Written exercise -> Every entry that follows should be reproduced exactly.

Entries shown ->
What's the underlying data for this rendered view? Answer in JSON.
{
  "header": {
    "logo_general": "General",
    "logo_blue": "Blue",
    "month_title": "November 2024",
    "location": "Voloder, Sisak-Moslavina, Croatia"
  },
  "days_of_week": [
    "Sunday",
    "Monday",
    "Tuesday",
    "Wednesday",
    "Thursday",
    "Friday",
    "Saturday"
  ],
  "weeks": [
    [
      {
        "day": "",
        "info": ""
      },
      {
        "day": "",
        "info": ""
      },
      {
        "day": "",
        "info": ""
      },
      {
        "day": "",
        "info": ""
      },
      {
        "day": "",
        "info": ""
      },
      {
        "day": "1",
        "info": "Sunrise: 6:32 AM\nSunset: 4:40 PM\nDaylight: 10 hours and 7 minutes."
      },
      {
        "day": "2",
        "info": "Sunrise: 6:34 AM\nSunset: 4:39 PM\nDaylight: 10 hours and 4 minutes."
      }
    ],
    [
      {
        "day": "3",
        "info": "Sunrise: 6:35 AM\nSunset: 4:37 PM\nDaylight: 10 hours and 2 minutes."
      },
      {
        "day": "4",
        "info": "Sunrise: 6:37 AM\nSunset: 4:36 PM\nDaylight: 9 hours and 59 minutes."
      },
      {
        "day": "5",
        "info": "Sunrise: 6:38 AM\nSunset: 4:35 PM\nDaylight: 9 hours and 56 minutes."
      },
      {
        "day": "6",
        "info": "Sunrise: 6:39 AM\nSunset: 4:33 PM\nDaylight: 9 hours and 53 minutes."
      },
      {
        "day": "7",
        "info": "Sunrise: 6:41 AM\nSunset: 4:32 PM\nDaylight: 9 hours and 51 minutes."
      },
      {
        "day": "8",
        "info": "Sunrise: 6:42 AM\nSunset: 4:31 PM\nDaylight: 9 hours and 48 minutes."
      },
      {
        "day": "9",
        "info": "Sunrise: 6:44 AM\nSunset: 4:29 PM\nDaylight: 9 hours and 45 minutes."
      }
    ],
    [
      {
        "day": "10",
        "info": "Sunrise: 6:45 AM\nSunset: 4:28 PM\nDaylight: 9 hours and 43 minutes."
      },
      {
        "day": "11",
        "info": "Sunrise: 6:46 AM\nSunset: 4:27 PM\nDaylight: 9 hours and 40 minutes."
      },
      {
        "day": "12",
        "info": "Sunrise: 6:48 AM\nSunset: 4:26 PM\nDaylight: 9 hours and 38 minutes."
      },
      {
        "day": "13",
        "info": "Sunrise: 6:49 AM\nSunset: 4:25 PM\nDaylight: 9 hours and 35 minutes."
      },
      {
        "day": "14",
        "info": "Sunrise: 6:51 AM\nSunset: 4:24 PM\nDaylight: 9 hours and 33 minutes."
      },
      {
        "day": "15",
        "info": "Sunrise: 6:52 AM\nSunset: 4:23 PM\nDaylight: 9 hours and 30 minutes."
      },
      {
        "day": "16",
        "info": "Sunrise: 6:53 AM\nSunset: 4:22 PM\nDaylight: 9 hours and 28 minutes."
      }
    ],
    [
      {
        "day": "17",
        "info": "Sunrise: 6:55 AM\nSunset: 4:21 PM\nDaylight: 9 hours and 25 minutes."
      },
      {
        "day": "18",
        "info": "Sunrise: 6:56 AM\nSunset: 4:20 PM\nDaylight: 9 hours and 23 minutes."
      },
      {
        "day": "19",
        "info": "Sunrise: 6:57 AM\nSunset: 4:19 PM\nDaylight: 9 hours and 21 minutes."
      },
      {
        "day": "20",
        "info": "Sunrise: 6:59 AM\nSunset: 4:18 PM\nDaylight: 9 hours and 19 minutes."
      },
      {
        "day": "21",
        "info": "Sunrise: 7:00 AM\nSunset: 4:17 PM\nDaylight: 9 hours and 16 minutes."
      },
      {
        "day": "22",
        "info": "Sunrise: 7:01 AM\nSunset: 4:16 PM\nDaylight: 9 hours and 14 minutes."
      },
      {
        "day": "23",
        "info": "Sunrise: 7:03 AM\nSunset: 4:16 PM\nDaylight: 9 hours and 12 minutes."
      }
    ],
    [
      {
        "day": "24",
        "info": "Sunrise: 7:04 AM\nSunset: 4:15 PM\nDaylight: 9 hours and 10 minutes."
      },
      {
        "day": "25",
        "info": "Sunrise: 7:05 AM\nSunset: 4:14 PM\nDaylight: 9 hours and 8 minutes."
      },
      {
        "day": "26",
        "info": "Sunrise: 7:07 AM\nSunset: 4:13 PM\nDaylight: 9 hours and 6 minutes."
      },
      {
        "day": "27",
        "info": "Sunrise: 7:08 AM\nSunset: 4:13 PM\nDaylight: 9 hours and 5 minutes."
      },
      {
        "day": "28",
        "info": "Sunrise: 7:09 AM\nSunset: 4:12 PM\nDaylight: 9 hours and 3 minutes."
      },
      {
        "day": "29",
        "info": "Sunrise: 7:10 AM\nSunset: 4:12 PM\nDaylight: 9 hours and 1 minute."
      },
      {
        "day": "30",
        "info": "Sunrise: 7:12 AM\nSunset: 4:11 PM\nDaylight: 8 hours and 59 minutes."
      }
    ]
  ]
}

Solution to this problem ->
What's the underlying data for this rendered view? Answer in JSON.
{
  "header": {
    "logo_general": "General",
    "logo_blue": "Blue",
    "month_title": "November 2024",
    "location": "Voloder, Sisak-Moslavina, Croatia"
  },
  "days_of_week": [
    "Sunday",
    "Monday",
    "Tuesday",
    "Wednesday",
    "Thursday",
    "Friday",
    "Saturday"
  ],
  "weeks": [
    [
      {
        "day": "",
        "info": ""
      },
      {
        "day": "",
        "info": ""
      },
      {
        "day": "",
        "info": ""
      },
      {
        "day": "",
        "info": ""
      },
      {
        "day": "",
        "info": ""
      },
      {
        "day": "1",
        "info": "Sunrise: 6:32 AM\nSunset: 4:40 PM\nDaylight: 10 hours and 7 minutes."
      },
      {
        "day": "2",
        "info": "Sunrise: 6:34 AM\nSunset: 4:39 PM\nDaylight: 10 hours and 4 minutes."
      }
    ],
    [
      {
        "day": "3",
        "info": "Sunrise: 6:35 AM\nSunset: 4:37 PM\nDaylight: 10 hours and 2 minutes."
      },
      {
        "day": "4",
        "info": "Sunrise: 6:37 AM\nSunset: 4:36 PM\nDaylight: 9 hours and 59 minutes."
      },
      {
        "day": "5",
        "info": "Sunrise: 6:38 AM\nSunset: 4:35 PM\nDaylight: 9 hours and 56 minutes."
      },
      {
        "day": "6",
        "info": "Sunrise: 6:39 AM\nSunset: 4:33 PM\nDaylight: 9 hours and 53 minutes."
      },
      {
        "day": "7",
        "info": "Sunrise: 6:41 AM\nSunset: 4:32 PM\nDaylight: 9 hours and 51 minutes."
      },
      {
        "day": "8",
        "info": "Sunrise: 6:42 AM\nSunset: 4:31 PM\nDaylight: 9 hours and 48 minutes."
      },
      {
        "day": "9",
        "info": "Sunrise: 6:44 AM\nSunset: 4:29 PM\nDaylight: 9 hours and 45 minutes."
      }
    ],
    [
      {
        "day": "10",
        "info": "Sunrise: 6:45 AM\nSunset: 4:28 PM\nDaylight: 9 hours and 43 minutes."
      },
      {
        "day": "11",
        "info": "Sunrise: 6:46 AM\nSunset: 4:27 PM\nDaylight: 9 hours and 40 minutes."
      },
      {
        "day": "12",
        "info": "Sunrise: 6:48 AM\nSunset: 4:26 PM\nDaylight: 9 hours and 38 minutes."
      },
      {
        "day": "13",
        "info": "Sunrise: 6:49 AM\nSunset: 4:25 PM\nDaylight: 9 hours and 35 minutes."
      },
      {
        "day": "14",
        "info": "Sunrise: 6:51 AM\nSunset: 4:24 PM\nDaylight: 9 hours and 33 minutes."
      },
      {
        "day": "15",
        "info": "Sunrise: 6:52 AM\nSunset: 4:23 PM\nDaylight: 9 hours and 30 minutes."
      },
      {
        "day": "16",
        "info": "Sunrise: 6:53 AM\nSunset: 4:22 PM\nDaylight: 9 hours and 28 minutes."
      }
    ],
    [
      {
        "day": "17",
        "info": "Sunrise: 6:55 AM\nSunset: 4:21 PM\nDaylight: 9 hours and 25 minutes."
      },
      {
        "day": "18",
        "info": "Sunrise: 6:56 AM\nSunset: 4:20 PM\nDaylight: 9 hours and 23 minutes."
      },
      {
        "day": "19",
        "info": "Sunrise: 6:57 AM\nSunset: 4:19 PM\nDaylight: 9 hours and 21 minutes."
      },
      {
        "day": "20",
        "info": "Sunrise: 6:59 AM\nSunset: 4:18 PM\nDaylight: 9 hours and 19 minutes."
      },
      {
        "day": "21",
        "info": "Sunrise: 7:00 AM\nSunset: 4:17 PM\nDaylight: 9 hours and 16 minutes."
      },
      {
        "day": "22",
        "info": "Sunrise: 7:01 AM\nSunset: 4:16 PM\nDaylight: 9 hours and 14 minutes."
      },
      {
        "day": "23",
        "info": "Sunrise: 7:03 AM\nSunset: 4:16 PM\nDaylight: 9 hours and 12 minutes."
      }
    ],
    [
      {
        "day": "24",
        "info": "Sunrise: 7:04 AM\nSunset: 4:15 PM\nDaylight: 9 hours and 10 minutes."
      },
      {
        "day": "25",
        "info": "Sunrise: 7:05 AM\nSunset: 4:14 PM\nDaylight: 9 hours and 8 minutes."
      },
      {
        "day": "26",
        "info": "Sunrise: 7:07 AM\nSunset: 4:13 PM\nDaylight: 9 hours and 6 minutes."
      },
      {
        "day": "27",
        "info": "Sunrise: 7:08 AM\nSunset: 4:13 PM\nDaylight: 9 hours and 5 minutes."
      },
      {
        "day": "28",
        "info": "Sunrise: 7:09 AM\nSunset: 4:12 PM\nDaylight: 9 hours and 3 minutes."
      },
      {
        "day": "29",
        "info": "Sunrise: 7:10 AM\nSunset: 4:12 PM\nDaylight: 9 hours and 1 minute."
      },
      {
        "day": "30",
        "info": "Sunrise: 7:12 AM\nSunset: 4:11 PM\nDaylight: 8 hours and 59 minutes."
      }
    ]
  ]
}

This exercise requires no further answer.